What to produce: Answer with one number only: the number of lines that contain "intercept".

Record extracts:

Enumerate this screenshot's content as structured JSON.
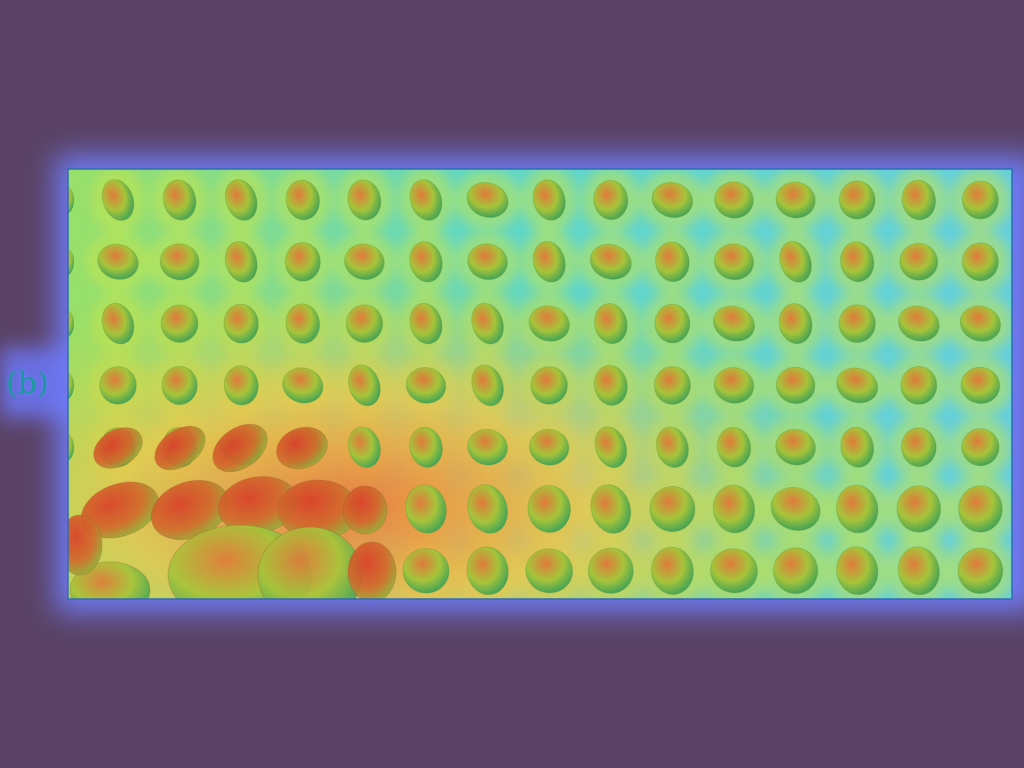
{
  "figure": {
    "panel_label": "(b)"
  },
  "colors": {
    "background": "#5a4366",
    "glow": "#6f7af5",
    "cold": "#4fb7ff",
    "cool": "#52e0d6",
    "warm": "#b7e04a",
    "hot": "#e4512a",
    "frame": "#2f6fb0"
  },
  "lattice": {
    "columns": 15,
    "rows": 7
  }
}
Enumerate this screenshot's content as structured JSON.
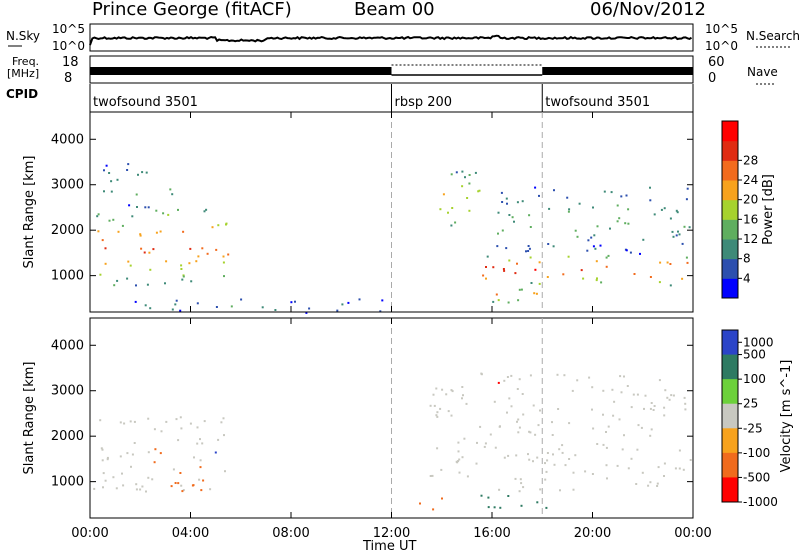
{
  "header": {
    "station": "Prince George (fitACF)",
    "beam": "Beam 00",
    "date": "06/Nov/2012"
  },
  "strip_labels": {
    "nsky": "N.Sky",
    "nsky_top": "10^5",
    "nsky_bottom": "10^0",
    "nsearch": "N.Search",
    "nsearch_top": "10^5",
    "nsearch_bottom": "10^0",
    "freq_line1": "Freq.",
    "freq_line2": "[MHz]",
    "freq_top": "18",
    "freq_bottom": "8",
    "nave": "Nave",
    "nave_top": "60",
    "nave_bottom": "0",
    "cpid": "CPID"
  },
  "cpid_segments": [
    {
      "label": "twofsound 3501",
      "start_hour": 0,
      "end_hour": 12
    },
    {
      "label": "rbsp 200",
      "start_hour": 12,
      "end_hour": 18
    },
    {
      "label": "twofsound 3501",
      "start_hour": 18,
      "end_hour": 24
    }
  ],
  "colors": {
    "power": [
      "#0000ff",
      "#2c4fae",
      "#3e8a78",
      "#5fae5f",
      "#a6d22e",
      "#f7a21c",
      "#f26b1d",
      "#e02b12",
      "#ff0000"
    ],
    "velocity": [
      "#2b44c8",
      "#2e7a62",
      "#6cd13a",
      "#c8c8c0",
      "#f7a21c",
      "#f06b1d",
      "#ff0000"
    ]
  },
  "chart_data": [
    {
      "type": "heatmap",
      "parameter": "power",
      "x_unit": "hours UT",
      "xlim": [
        0,
        24
      ],
      "ylabel": "Slant Range [km]",
      "ylim": [
        200,
        4600
      ],
      "yticks": [
        "1000",
        "2000",
        "3000",
        "4000"
      ],
      "colorbar_label": "Power [dB]",
      "colorbar_ticks": [
        "4",
        "8",
        "12",
        "16",
        "20",
        "24",
        "28"
      ],
      "scatter_regions": [
        {
          "t0": 0.0,
          "t1": 5.5,
          "r0": 800,
          "r1": 2500,
          "peak": 25
        },
        {
          "t0": 0.5,
          "t1": 3.5,
          "r0": 2500,
          "r1": 3500,
          "peak": 12
        },
        {
          "t0": 0.0,
          "t1": 12.0,
          "r0": 200,
          "r1": 500,
          "peak": 8
        },
        {
          "t0": 13.5,
          "t1": 15.5,
          "r0": 2000,
          "r1": 3400,
          "peak": 20
        },
        {
          "t0": 15.5,
          "t1": 24.0,
          "r0": 800,
          "r1": 1500,
          "peak": 28
        },
        {
          "t0": 16.0,
          "t1": 24.0,
          "r0": 1500,
          "r1": 3000,
          "peak": 12
        },
        {
          "t0": 15.0,
          "t1": 18.5,
          "r0": 400,
          "r1": 800,
          "peak": 22
        }
      ]
    },
    {
      "type": "heatmap",
      "parameter": "velocity",
      "x_unit": "hours UT",
      "xlim": [
        0,
        24
      ],
      "xlabel": "Time UT",
      "xticks": [
        "00:00",
        "04:00",
        "08:00",
        "12:00",
        "16:00",
        "20:00",
        "00:00"
      ],
      "ylabel": "Slant Range [km]",
      "ylim": [
        200,
        4600
      ],
      "yticks": [
        "1000",
        "2000",
        "3000",
        "4000"
      ],
      "colorbar_label": "Velocity [m s^-1]",
      "colorbar_ticks": [
        "1000",
        "500",
        "100",
        "25",
        "-25",
        "-100",
        "-500",
        "-1000"
      ],
      "scatter_regions": [
        {
          "t0": 0.0,
          "t1": 5.5,
          "r0": 800,
          "r1": 2500,
          "velocity": 0
        },
        {
          "t0": 2.5,
          "t1": 4.5,
          "r0": 800,
          "r1": 1800,
          "velocity": -150
        },
        {
          "t0": 13.5,
          "t1": 24.0,
          "r0": 800,
          "r1": 3400,
          "velocity": 0
        },
        {
          "t0": 15.5,
          "t1": 18.5,
          "r0": 400,
          "r1": 900,
          "velocity": 150
        },
        {
          "t0": 12.5,
          "t1": 14.0,
          "r0": 400,
          "r1": 700,
          "velocity": -150
        }
      ]
    }
  ]
}
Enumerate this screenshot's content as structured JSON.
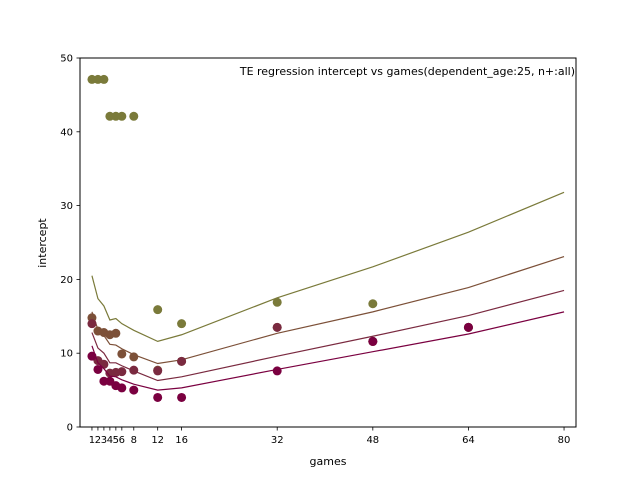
{
  "chart_data": {
    "type": "scatter",
    "title": "TE regression intercept vs games(dependent_age:25, n+:all)",
    "xlabel": "games",
    "ylabel": "intercept",
    "xlim": [
      -1,
      82
    ],
    "ylim": [
      0,
      50
    ],
    "xticks": [
      1,
      2,
      3,
      4,
      5,
      6,
      8,
      12,
      16,
      32,
      48,
      64,
      80
    ],
    "yticks": [
      0,
      10,
      20,
      30,
      40,
      50
    ],
    "grid": false,
    "series": [
      {
        "color": "#7a7a3a",
        "points": {
          "x": [
            1,
            2,
            3,
            4,
            5,
            6,
            8,
            12,
            16,
            32,
            48,
            64
          ],
          "y": [
            47.1,
            47.1,
            47.1,
            42.1,
            42.1,
            42.1,
            42.1,
            15.9,
            14.0,
            16.9,
            16.7,
            13.5
          ]
        },
        "line": {
          "x": [
            1,
            2,
            3,
            4,
            5,
            6,
            8,
            12,
            16,
            32,
            48,
            64,
            80
          ],
          "y": [
            20.5,
            17.4,
            16.4,
            14.5,
            14.7,
            14.0,
            13.1,
            11.6,
            12.5,
            17.5,
            21.7,
            26.4,
            31.8
          ]
        }
      },
      {
        "color": "#7c5038",
        "points": {
          "x": [
            1,
            2,
            3,
            4,
            5,
            6,
            8,
            12,
            16,
            32,
            48,
            64
          ],
          "y": [
            14.8,
            13.0,
            12.8,
            12.5,
            12.7,
            9.9,
            9.5,
            7.7,
            8.9,
            13.5,
            11.6,
            13.5
          ]
        },
        "line": {
          "x": [
            1,
            2,
            3,
            4,
            5,
            6,
            8,
            12,
            16,
            32,
            48,
            64,
            80
          ],
          "y": [
            15.6,
            13.2,
            12.4,
            11.2,
            11.1,
            10.6,
            9.8,
            8.6,
            9.1,
            12.7,
            15.6,
            18.9,
            23.1
          ]
        }
      },
      {
        "color": "#7a2a40",
        "points": {
          "x": [
            1,
            2,
            3,
            4,
            5,
            6,
            8,
            12,
            16,
            32,
            48,
            64
          ],
          "y": [
            14.0,
            9.0,
            8.5,
            7.3,
            7.4,
            7.5,
            7.7,
            7.6,
            8.9,
            13.5,
            11.6,
            13.5
          ]
        },
        "line": {
          "x": [
            1,
            2,
            3,
            4,
            5,
            6,
            8,
            12,
            16,
            32,
            48,
            64,
            80
          ],
          "y": [
            12.8,
            10.7,
            10.0,
            8.7,
            8.7,
            8.3,
            7.6,
            6.3,
            6.8,
            9.6,
            12.3,
            15.1,
            18.5
          ]
        }
      },
      {
        "color": "#7a0040",
        "points": {
          "x": [
            1,
            2,
            3,
            4,
            5,
            6,
            8,
            12,
            16,
            32,
            48,
            64
          ],
          "y": [
            9.6,
            7.8,
            6.2,
            6.2,
            5.6,
            5.3,
            5.0,
            4.0,
            4.0,
            7.6,
            11.6,
            13.5
          ]
        },
        "line": {
          "x": [
            1,
            2,
            3,
            4,
            5,
            6,
            8,
            12,
            16,
            32,
            48,
            64,
            80
          ],
          "y": [
            11.0,
            8.7,
            7.9,
            6.9,
            6.8,
            6.4,
            5.8,
            5.0,
            5.3,
            7.8,
            10.2,
            12.6,
            15.6
          ]
        }
      }
    ]
  }
}
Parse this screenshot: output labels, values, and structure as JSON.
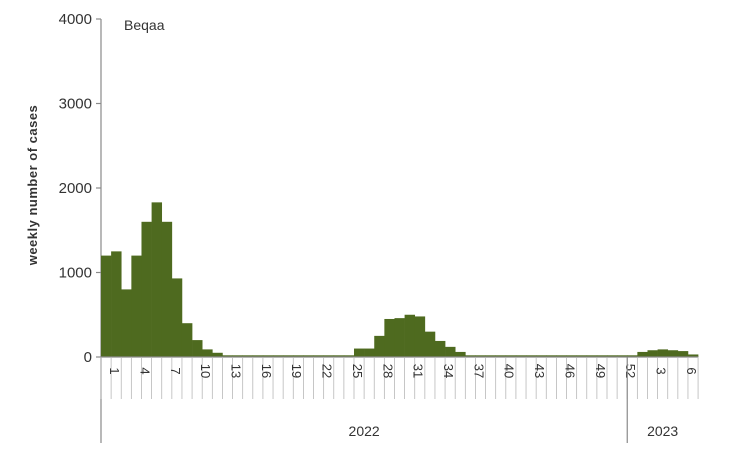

Result of the exercise: 2